▶ [GOAL]: Give the number of lines containing "Putty" in this listing, with no other words.

▶ [RAW RECORDS]:
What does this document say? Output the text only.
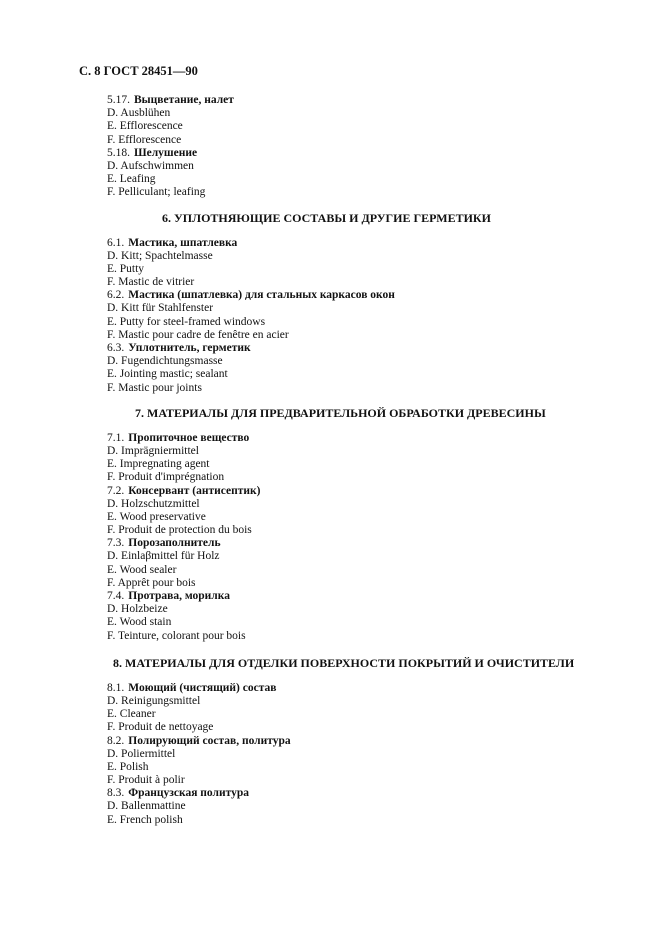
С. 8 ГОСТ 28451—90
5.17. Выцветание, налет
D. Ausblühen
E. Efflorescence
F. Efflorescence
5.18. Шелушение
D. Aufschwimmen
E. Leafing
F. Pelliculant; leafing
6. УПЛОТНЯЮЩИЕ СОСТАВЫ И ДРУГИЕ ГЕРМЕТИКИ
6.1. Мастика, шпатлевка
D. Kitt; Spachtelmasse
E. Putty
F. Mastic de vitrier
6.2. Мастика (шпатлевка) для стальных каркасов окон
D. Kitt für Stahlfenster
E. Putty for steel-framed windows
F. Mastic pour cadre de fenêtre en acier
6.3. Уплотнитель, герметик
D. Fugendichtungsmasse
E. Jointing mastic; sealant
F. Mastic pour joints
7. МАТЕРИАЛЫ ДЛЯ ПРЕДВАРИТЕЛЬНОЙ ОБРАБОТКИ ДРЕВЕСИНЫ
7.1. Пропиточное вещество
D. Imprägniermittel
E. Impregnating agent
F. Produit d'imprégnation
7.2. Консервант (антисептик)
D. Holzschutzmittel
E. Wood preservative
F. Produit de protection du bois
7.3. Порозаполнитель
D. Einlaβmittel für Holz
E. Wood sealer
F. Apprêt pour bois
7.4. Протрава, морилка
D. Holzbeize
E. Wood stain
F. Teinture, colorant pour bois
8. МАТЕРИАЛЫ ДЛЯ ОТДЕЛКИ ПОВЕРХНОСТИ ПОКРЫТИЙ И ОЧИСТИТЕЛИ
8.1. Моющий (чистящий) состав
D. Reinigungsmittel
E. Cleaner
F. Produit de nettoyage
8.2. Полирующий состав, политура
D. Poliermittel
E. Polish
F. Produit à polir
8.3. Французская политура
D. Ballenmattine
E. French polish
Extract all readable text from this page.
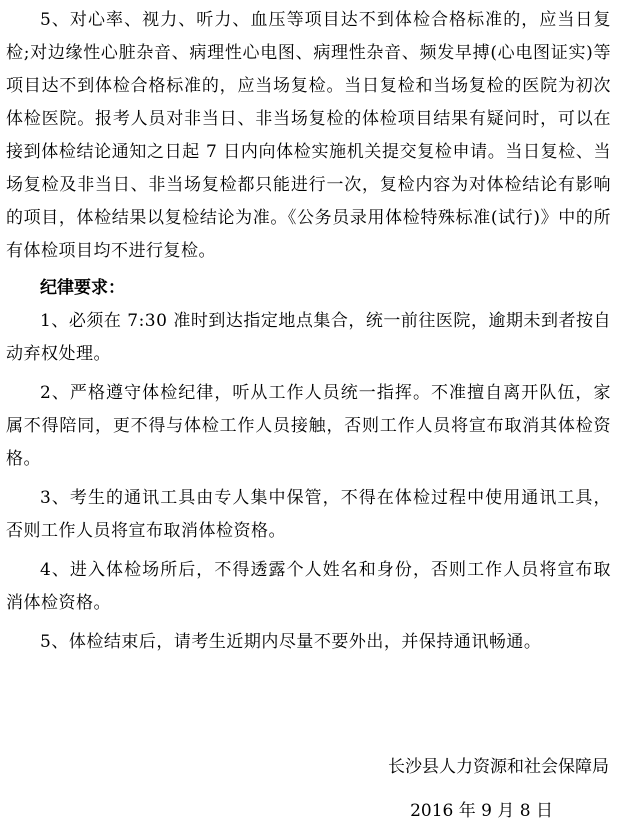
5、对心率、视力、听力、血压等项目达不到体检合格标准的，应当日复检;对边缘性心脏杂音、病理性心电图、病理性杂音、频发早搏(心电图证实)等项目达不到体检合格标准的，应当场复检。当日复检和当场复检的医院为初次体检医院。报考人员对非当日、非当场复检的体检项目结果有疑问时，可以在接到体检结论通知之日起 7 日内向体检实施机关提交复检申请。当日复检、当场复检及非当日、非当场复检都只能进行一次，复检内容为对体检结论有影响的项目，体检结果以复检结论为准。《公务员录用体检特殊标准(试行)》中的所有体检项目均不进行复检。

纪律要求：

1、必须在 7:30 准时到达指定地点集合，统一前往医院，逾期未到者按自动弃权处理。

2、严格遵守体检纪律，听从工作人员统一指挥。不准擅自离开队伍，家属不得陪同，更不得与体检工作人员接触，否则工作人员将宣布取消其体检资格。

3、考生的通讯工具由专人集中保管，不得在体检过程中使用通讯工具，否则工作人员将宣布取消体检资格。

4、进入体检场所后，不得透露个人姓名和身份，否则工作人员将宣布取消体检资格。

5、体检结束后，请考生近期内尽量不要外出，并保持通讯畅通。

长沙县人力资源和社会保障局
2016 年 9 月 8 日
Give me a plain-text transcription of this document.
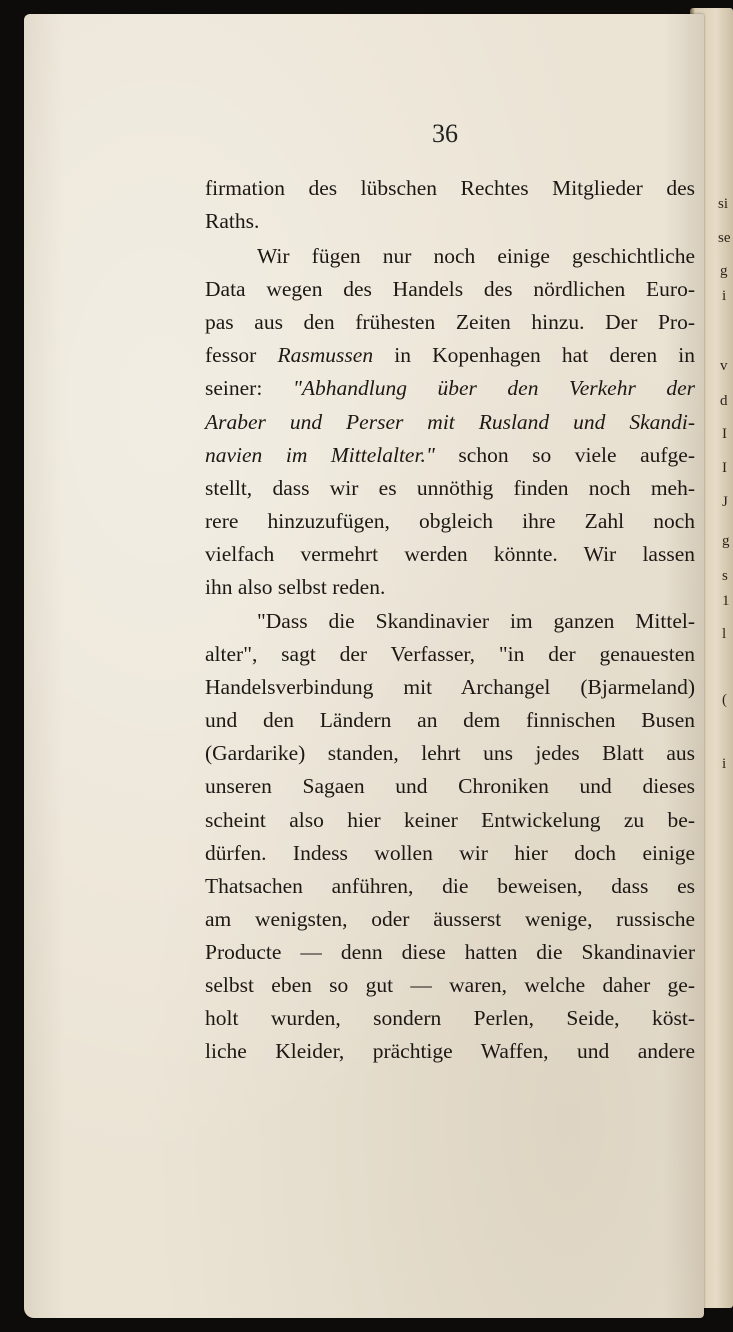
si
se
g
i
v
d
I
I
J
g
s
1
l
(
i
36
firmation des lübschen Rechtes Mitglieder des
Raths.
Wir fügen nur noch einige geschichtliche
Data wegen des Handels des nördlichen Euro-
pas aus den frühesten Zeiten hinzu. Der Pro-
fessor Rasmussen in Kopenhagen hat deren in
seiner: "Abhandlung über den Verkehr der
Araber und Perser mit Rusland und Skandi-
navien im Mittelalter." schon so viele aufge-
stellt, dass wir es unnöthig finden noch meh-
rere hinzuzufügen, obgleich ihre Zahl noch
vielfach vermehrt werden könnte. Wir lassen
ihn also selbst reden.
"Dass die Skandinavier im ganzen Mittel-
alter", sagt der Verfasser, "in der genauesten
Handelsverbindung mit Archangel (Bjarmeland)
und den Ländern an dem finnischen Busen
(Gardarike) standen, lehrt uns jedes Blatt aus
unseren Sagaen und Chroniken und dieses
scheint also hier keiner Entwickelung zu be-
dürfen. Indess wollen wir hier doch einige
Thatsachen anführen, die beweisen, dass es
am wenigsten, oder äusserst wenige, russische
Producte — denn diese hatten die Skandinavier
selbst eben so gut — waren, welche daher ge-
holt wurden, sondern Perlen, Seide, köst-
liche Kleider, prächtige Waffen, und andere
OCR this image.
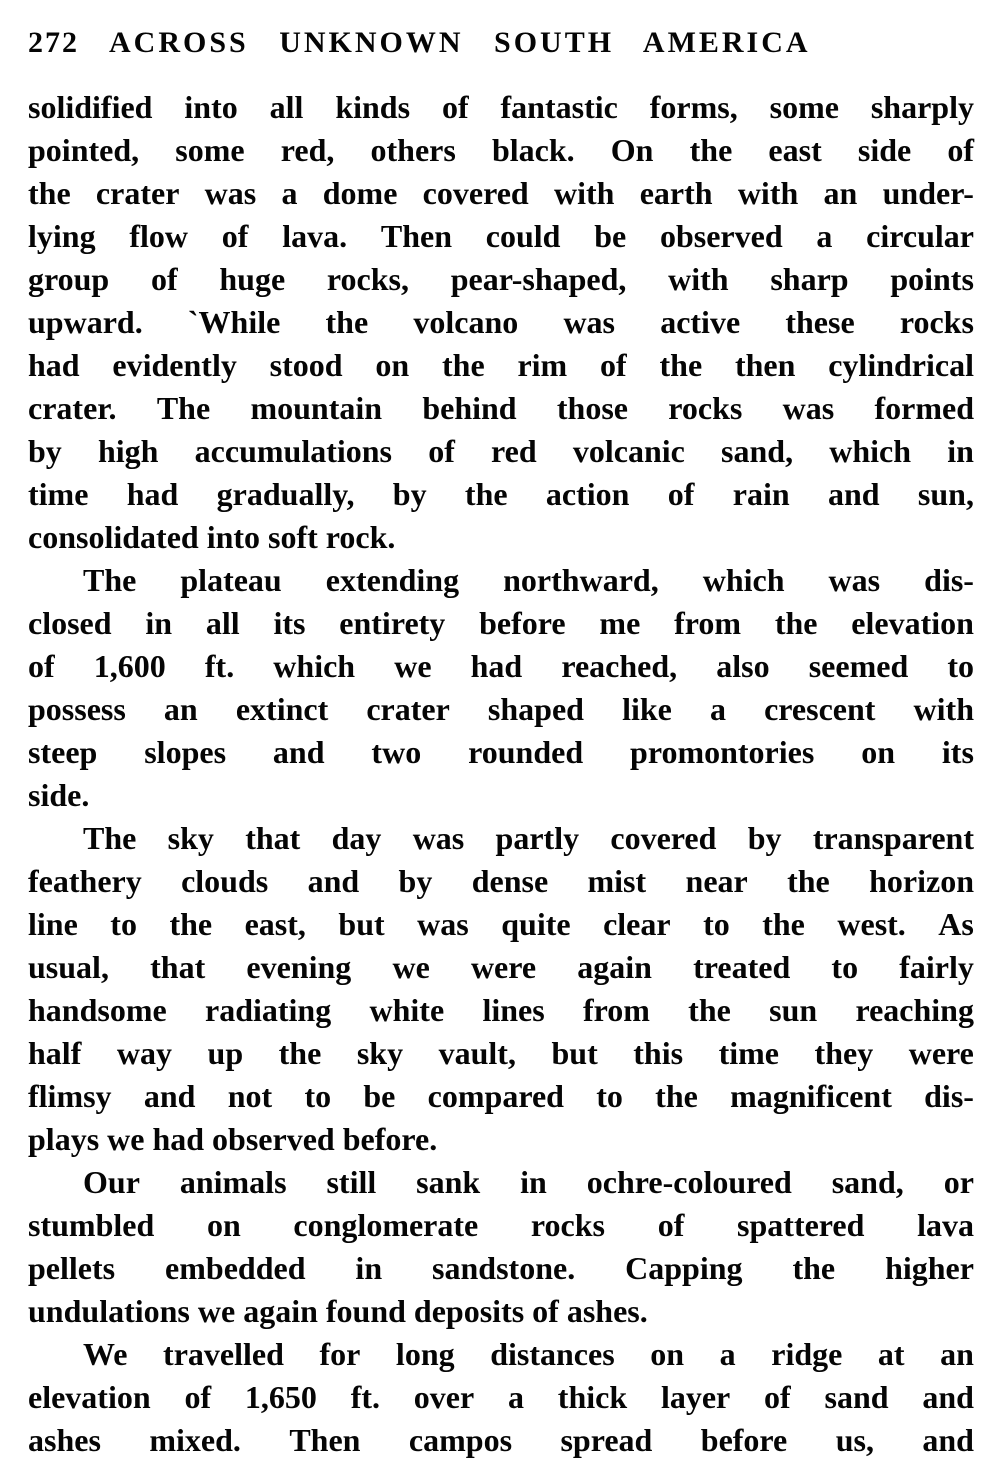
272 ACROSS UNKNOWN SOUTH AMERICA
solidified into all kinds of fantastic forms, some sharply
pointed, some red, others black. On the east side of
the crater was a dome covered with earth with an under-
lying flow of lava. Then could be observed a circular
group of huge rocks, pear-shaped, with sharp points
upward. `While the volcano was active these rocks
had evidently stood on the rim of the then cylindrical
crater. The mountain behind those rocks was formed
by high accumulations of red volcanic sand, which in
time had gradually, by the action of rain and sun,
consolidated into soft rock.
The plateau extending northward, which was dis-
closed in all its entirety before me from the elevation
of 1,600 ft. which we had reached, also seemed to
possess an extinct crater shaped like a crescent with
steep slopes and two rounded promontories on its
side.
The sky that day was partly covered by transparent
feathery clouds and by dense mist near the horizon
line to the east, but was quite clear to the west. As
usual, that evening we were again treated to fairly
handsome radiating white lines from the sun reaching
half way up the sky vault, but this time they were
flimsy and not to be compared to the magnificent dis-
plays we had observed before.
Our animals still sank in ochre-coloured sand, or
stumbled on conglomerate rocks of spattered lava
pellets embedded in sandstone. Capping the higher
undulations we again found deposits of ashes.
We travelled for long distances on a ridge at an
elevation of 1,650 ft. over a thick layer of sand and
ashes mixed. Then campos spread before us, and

▶ [OUTPUT FOR THIS TASK]: 2